§ **Testo dell'esercizio**:
# # # #

Ecco qua, lo spirito della democrazia al di là delle sue forme storicamente realizzate. Di che cosa parliamo? Riflettiamoci un attimo: la democrazia ha limiti e difetti, ma la sua caratteristica è data proprio dal fatto che li ha e la sua forza dal fatto che può correggerli autocorreggendosi. Lo spirito della democrazia è proprio l’accettazione dell’imperfezione, la coscienza del limite consustanziale, che si ripropone per questo in forme diverse e attende di essere superato, richiedendo con ciò studio, consapevolezza, confronto, partecipazione, esercizio della responsabilità.
Ma allora questo spirito non aleggia o non aleggia a sufficienza quando si stiracchia il diritto frantumandolo per rincorrere identità particolari adattandolo alle singole tipologie della condizione umana o ad aspirazioni o addirittura ad egoismi e paure, per non parlare di interessi e poteri. Con ciò non si vuol sostenere che i diritti individuali non contano ma che, come dice Guido Vitiello, i guai a sinistra sono cominciati quando settori della sinistra hanno pensato bene di flirtare con il populismo per coltivare i diritti frantumati, incontrandosi così inevitabilmente con analoghe correnti della destra. Un esempio sono i no vax, un altro i no-tap e i no-all, un altro ancora i putinisti. All’origine c’è aver “voltato le spalle alle idee illuministiche … su tutte l’universalismo, che è agli antipodi del tribalismo identitario”. E così ora abbiamo “intersezionalità” contro “universalismo”, con l’illusione di affidare ad una parola tecnica (sovrapposizione e interazione di diverse categorie biologiche sociali e culturali e relative possibili discriminazioni) una missione politica di unificazione di soggetti diversi per azioni di sensibilizzazione e liberazione.

# # # #

§ **Dati archiviati**:

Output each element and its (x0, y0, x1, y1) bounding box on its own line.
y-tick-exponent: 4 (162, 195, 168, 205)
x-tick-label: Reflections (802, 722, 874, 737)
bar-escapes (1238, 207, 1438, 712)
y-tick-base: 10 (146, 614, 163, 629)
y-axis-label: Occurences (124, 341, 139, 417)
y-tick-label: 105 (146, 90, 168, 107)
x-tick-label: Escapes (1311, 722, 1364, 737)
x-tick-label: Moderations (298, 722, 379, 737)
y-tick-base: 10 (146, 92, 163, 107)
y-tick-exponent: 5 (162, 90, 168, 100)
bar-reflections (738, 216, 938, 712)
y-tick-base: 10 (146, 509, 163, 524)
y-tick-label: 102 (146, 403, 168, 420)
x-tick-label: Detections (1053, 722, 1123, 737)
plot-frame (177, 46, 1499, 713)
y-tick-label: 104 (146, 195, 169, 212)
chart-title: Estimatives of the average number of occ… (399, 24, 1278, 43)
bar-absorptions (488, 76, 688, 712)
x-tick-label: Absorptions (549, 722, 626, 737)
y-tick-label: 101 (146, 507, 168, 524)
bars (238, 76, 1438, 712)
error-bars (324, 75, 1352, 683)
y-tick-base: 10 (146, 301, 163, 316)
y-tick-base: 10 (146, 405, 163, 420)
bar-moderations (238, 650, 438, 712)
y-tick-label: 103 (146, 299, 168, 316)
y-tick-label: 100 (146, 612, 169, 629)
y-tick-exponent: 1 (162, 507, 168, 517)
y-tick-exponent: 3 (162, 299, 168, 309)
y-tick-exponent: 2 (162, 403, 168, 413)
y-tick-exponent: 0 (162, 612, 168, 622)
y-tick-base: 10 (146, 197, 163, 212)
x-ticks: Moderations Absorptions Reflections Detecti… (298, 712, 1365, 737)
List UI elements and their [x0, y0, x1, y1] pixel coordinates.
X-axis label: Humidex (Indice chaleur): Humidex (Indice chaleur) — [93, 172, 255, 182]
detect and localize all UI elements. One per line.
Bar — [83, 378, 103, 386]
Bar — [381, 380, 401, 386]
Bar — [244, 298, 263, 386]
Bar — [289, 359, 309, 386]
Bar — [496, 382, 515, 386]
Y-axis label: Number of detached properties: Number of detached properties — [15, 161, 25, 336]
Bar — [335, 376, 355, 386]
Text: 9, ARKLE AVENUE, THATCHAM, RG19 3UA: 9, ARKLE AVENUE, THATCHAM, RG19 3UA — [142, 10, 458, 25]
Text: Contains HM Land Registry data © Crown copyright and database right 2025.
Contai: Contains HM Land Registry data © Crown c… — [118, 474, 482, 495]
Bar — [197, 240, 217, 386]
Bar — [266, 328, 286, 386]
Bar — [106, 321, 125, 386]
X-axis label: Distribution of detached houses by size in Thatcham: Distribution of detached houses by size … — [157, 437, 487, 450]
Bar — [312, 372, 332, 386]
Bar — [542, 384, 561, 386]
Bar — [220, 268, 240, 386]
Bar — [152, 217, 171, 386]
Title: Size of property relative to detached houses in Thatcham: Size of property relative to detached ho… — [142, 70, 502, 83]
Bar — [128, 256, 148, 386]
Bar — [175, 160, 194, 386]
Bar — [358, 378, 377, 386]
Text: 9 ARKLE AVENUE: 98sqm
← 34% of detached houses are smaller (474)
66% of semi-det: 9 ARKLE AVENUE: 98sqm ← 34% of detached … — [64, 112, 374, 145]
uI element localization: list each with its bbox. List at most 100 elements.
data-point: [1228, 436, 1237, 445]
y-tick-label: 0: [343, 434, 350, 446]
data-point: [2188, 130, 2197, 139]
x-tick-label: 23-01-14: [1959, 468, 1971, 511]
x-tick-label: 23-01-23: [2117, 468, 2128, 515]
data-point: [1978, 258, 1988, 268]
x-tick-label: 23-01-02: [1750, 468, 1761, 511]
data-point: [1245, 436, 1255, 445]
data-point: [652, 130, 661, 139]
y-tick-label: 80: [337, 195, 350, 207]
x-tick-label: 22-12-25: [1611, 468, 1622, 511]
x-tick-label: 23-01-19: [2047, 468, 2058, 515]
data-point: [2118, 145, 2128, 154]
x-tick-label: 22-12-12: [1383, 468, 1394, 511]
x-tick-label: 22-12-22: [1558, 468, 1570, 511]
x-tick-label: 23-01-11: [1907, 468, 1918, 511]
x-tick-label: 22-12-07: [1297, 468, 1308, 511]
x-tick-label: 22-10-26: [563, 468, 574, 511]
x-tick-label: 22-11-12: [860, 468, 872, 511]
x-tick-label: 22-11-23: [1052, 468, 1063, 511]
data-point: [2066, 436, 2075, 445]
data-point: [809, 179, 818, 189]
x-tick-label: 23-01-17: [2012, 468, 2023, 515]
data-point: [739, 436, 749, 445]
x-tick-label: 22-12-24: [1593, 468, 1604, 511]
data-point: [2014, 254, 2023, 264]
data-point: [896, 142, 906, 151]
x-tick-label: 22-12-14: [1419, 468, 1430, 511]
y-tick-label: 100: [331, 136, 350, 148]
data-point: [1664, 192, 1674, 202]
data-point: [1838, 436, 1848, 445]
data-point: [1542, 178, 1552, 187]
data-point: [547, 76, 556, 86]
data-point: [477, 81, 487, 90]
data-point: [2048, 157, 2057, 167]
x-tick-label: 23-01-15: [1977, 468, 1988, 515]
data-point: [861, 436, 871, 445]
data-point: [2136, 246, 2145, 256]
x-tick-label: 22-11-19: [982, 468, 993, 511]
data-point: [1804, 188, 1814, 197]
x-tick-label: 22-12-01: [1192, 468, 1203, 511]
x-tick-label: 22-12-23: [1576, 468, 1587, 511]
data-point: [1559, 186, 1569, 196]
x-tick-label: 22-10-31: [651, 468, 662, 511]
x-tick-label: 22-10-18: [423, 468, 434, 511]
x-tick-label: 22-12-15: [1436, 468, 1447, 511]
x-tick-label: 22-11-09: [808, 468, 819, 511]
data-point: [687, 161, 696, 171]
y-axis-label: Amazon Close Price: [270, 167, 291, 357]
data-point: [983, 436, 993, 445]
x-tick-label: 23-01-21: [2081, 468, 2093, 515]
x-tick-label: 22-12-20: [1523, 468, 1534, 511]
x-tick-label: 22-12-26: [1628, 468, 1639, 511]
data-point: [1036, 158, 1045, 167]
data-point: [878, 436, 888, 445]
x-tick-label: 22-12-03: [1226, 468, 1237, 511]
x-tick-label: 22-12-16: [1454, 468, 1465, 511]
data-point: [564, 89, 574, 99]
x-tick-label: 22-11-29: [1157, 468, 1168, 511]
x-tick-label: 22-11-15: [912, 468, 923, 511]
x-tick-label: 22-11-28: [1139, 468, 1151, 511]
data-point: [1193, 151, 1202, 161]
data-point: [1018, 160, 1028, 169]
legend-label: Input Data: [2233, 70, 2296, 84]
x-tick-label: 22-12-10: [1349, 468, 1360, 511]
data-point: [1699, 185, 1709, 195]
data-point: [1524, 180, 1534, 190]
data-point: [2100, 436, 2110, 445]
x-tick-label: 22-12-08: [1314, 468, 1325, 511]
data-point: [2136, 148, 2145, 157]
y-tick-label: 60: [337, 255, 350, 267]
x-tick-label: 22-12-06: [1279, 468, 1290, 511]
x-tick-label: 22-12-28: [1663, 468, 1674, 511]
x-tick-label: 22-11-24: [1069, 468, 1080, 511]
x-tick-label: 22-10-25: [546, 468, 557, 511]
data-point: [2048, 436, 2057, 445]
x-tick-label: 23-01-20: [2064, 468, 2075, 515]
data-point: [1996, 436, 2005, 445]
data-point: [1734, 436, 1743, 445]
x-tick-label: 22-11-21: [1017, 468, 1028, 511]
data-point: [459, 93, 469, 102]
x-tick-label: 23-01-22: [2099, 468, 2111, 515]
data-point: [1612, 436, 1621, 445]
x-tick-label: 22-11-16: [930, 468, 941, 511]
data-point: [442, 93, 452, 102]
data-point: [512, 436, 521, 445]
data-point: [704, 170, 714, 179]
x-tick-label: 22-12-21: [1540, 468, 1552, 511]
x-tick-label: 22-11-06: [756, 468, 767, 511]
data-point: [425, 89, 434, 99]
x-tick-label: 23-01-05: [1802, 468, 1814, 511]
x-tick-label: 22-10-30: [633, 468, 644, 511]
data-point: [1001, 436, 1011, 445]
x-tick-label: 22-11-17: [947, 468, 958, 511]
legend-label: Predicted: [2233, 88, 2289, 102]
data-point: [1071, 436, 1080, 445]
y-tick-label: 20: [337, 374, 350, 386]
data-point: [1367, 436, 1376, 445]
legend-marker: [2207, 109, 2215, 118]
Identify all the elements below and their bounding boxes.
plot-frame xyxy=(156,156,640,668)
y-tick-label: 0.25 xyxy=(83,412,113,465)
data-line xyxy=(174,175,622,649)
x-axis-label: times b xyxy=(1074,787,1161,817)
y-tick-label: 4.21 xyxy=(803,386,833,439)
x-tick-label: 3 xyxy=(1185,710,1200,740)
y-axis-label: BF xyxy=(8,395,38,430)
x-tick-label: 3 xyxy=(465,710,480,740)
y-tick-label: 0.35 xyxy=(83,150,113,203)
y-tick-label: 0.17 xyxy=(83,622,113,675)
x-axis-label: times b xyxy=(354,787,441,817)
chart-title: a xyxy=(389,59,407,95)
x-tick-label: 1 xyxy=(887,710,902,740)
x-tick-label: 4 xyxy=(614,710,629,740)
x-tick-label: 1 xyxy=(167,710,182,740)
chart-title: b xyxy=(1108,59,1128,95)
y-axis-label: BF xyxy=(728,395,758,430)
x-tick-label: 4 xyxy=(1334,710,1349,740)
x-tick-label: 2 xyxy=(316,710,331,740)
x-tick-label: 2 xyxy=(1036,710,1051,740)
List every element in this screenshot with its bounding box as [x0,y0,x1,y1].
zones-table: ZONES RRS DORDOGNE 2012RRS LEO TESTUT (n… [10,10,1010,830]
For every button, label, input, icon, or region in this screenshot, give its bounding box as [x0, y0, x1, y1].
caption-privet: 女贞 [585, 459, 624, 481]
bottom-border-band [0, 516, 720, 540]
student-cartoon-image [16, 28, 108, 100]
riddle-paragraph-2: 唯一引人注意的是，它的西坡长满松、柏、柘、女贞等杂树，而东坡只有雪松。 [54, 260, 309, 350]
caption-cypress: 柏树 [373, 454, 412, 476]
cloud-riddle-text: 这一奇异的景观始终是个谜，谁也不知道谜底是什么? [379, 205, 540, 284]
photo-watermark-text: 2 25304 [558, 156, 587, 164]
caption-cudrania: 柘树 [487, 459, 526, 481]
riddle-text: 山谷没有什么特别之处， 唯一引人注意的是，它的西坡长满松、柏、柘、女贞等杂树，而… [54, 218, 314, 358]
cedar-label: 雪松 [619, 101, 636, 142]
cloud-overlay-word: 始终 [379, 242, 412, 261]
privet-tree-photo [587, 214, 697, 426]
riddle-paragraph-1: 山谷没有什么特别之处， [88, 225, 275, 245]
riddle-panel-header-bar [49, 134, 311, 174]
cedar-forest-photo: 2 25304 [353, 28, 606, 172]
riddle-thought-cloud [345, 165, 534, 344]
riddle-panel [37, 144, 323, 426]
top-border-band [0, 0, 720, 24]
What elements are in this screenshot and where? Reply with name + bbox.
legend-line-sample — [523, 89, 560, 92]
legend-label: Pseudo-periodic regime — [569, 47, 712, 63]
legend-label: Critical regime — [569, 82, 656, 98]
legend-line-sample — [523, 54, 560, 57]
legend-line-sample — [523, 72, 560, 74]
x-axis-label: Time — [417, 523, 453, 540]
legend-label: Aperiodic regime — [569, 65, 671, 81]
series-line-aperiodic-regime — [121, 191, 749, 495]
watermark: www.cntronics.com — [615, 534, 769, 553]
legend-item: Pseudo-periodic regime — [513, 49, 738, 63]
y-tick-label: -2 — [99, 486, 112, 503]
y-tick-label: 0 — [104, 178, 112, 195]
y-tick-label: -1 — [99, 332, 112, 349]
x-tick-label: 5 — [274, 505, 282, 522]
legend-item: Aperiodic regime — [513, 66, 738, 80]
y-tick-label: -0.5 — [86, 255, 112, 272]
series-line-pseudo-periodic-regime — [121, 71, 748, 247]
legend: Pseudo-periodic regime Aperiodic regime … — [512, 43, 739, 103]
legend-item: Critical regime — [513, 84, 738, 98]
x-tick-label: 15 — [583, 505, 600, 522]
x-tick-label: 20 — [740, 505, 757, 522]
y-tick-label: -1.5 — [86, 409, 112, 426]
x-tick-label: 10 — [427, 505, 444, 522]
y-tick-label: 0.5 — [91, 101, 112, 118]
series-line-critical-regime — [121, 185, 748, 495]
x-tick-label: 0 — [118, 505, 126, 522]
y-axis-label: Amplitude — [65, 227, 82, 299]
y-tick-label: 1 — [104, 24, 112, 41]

# # # #

§ **Lavoro richiesto**:
- 1) Nel testo sulla democrazia, da che cosa deriva la forza della democrazia?
- 2) Riscrivi il brano del testo sulla democrazia a partire dalle parole "Ecco qua, lo" e fino a "esercizio della responsabilità." compreso, mettendo "repubblica" al posto di "democrazia".

§ **Soluzioni**:
- 1) Dal fatto che può correggere i propri limiti e difetti autocorreggendosi.

- 2)
Ecco qua, lo spirito della repubblica al di là delle sue forme storicamente realizzate. Di che cosa parliamo? Riflettiamoci un attimo: la repubblica ha limiti e difetti, ma la sua caratteristica è data proprio dal fatto che li ha e la sua forza dal fatto che può correggerli autocorreggendosi. Lo spirito della repubblica è proprio l’accettazione dell’imperfezione, la coscienza del limite consustanziale, che si ripropone per questo in forme diverse e attende di essere superato, richiedendo con ciò studio, consapevolezza, confronto, partecipazione, esercizio della responsabilità.